(Data entries)
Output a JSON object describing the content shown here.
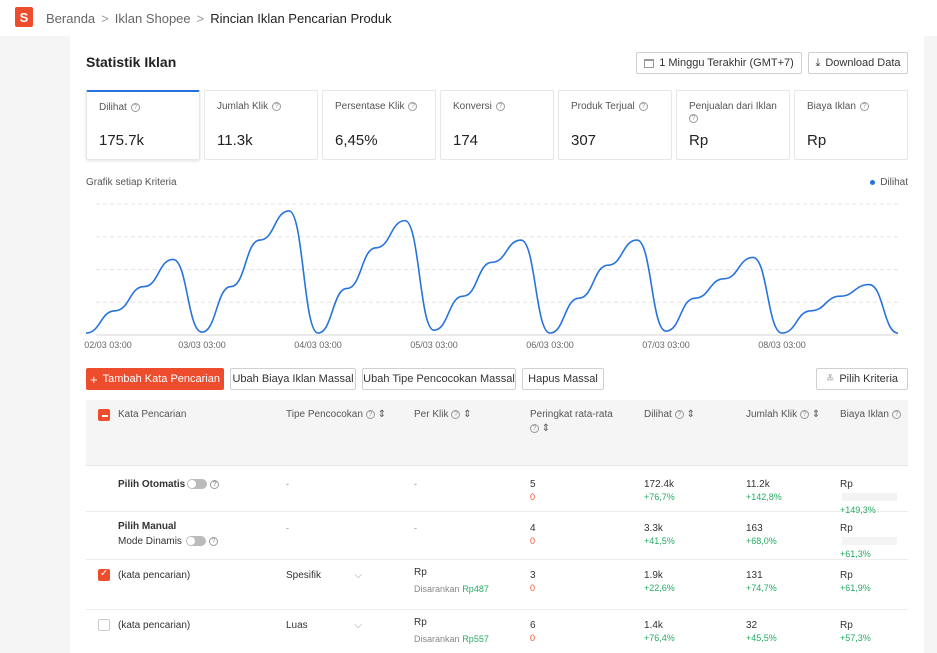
{
  "breadcrumb": {
    "items": [
      "Beranda",
      "Iklan Shopee",
      "Rincian Iklan Pencarian Produk"
    ],
    "sep": ">"
  },
  "logo": {
    "letter": "S"
  },
  "stats": {
    "title": "Statistik Iklan",
    "date_range": "1 Minggu Terakhir (GMT+7)",
    "download": "Download Data",
    "metrics": [
      {
        "label": "Dilihat",
        "value": "175.7k"
      },
      {
        "label": "Jumlah Klik",
        "value": "11.3k"
      },
      {
        "label": "Persentase Klik",
        "value": "6,45%"
      },
      {
        "label": "Konversi",
        "value": "174"
      },
      {
        "label": "Produk Terjual",
        "value": "307"
      },
      {
        "label": "Penjualan dari Iklan",
        "value": "Rp"
      },
      {
        "label": "Biaya Iklan",
        "value": "Rp"
      }
    ]
  },
  "chart_data": {
    "type": "line",
    "title": "Grafik setiap Kriteria",
    "legend": "top-right",
    "grid": true,
    "series": [
      {
        "name": "Dilihat",
        "color": "#2673dd",
        "x": [
          "02/03 03:00",
          "02/03 09:00",
          "02/03 15:00",
          "02/03 21:00",
          "03/03 03:00",
          "03/03 09:00",
          "03/03 15:00",
          "03/03 21:00",
          "04/03 03:00",
          "04/03 09:00",
          "04/03 15:00",
          "04/03 21:00",
          "05/03 03:00",
          "05/03 09:00",
          "05/03 15:00",
          "05/03 21:00",
          "06/03 03:00",
          "06/03 09:00",
          "06/03 15:00",
          "06/03 21:00",
          "07/03 03:00",
          "07/03 09:00",
          "07/03 15:00",
          "07/03 21:00",
          "08/03 03:00",
          "08/03 09:00",
          "08/03 15:00",
          "08/03 21:00",
          "09/03 03:00"
        ],
        "values": [
          2,
          25,
          50,
          78,
          3,
          50,
          98,
          128,
          2,
          48,
          90,
          118,
          5,
          40,
          75,
          98,
          2,
          38,
          72,
          98,
          4,
          38,
          58,
          80,
          2,
          25,
          40,
          52,
          2
        ]
      }
    ],
    "xticks": [
      "02/03 03:00",
      "03/03 03:00",
      "04/03 03:00",
      "05/03 03:00",
      "06/03 03:00",
      "07/03 03:00",
      "08/03 03:00"
    ]
  },
  "actions": {
    "add_keyword": "Tambah Kata Pencarian",
    "bulk_cost": "Ubah Biaya Iklan Massal",
    "bulk_match": "Ubah Tipe Pencocokan Massal",
    "bulk_delete": "Hapus Massal",
    "pick_criteria": "Pilih Kriteria"
  },
  "table": {
    "headers": [
      "Kata Pencarian",
      "Tipe Pencocokan",
      "Per Klik",
      "Peringkat rata-rata",
      "Dilihat",
      "Jumlah Klik",
      "Biaya Iklan"
    ],
    "rows": [
      {
        "keyword": "Pilih Otomatis",
        "match": "-",
        "per_click": "-",
        "rank": "5",
        "rank_delta": "0",
        "views": "172.4k",
        "views_delta": "+76,7%",
        "clicks": "11.2k",
        "clicks_delta": "+142,8%",
        "cost": "Rp",
        "cost_delta": "+149,3%"
      },
      {
        "keyword": "Pilih Manual",
        "sub": "Mode Dinamis",
        "match": "-",
        "per_click": "-",
        "rank": "4",
        "rank_delta": "0",
        "views": "3.3k",
        "views_delta": "+41,5%",
        "clicks": "163",
        "clicks_delta": "+68,0%",
        "cost": "Rp",
        "cost_delta": "+61,3%"
      },
      {
        "keyword": "(kata pencarian)",
        "match": "Spesifik",
        "per_click": "Rp",
        "suggest_label": "Disarankan",
        "suggest": "Rp487",
        "rank": "3",
        "rank_delta": "0",
        "views": "1.9k",
        "views_delta": "+22,6%",
        "clicks": "131",
        "clicks_delta": "+74,7%",
        "cost": "Rp",
        "cost_delta": "+61,9%"
      },
      {
        "keyword": "(kata pencarian)",
        "match": "Luas",
        "per_click": "Rp",
        "suggest_label": "Disarankan",
        "suggest": "Rp557",
        "rank": "6",
        "rank_delta": "0",
        "views": "1.4k",
        "views_delta": "+76,4%",
        "clicks": "32",
        "clicks_delta": "+45,5%",
        "cost": "Rp",
        "cost_delta": "+57,3%"
      }
    ]
  }
}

Stated problem:
Which lines in the records above contain the string "Biaya"? Copy each one.

Result below:
        "label": "Biaya Iklan",
    "bulk_cost": "Ubah Biaya Iklan Massal",
      "Biaya Iklan"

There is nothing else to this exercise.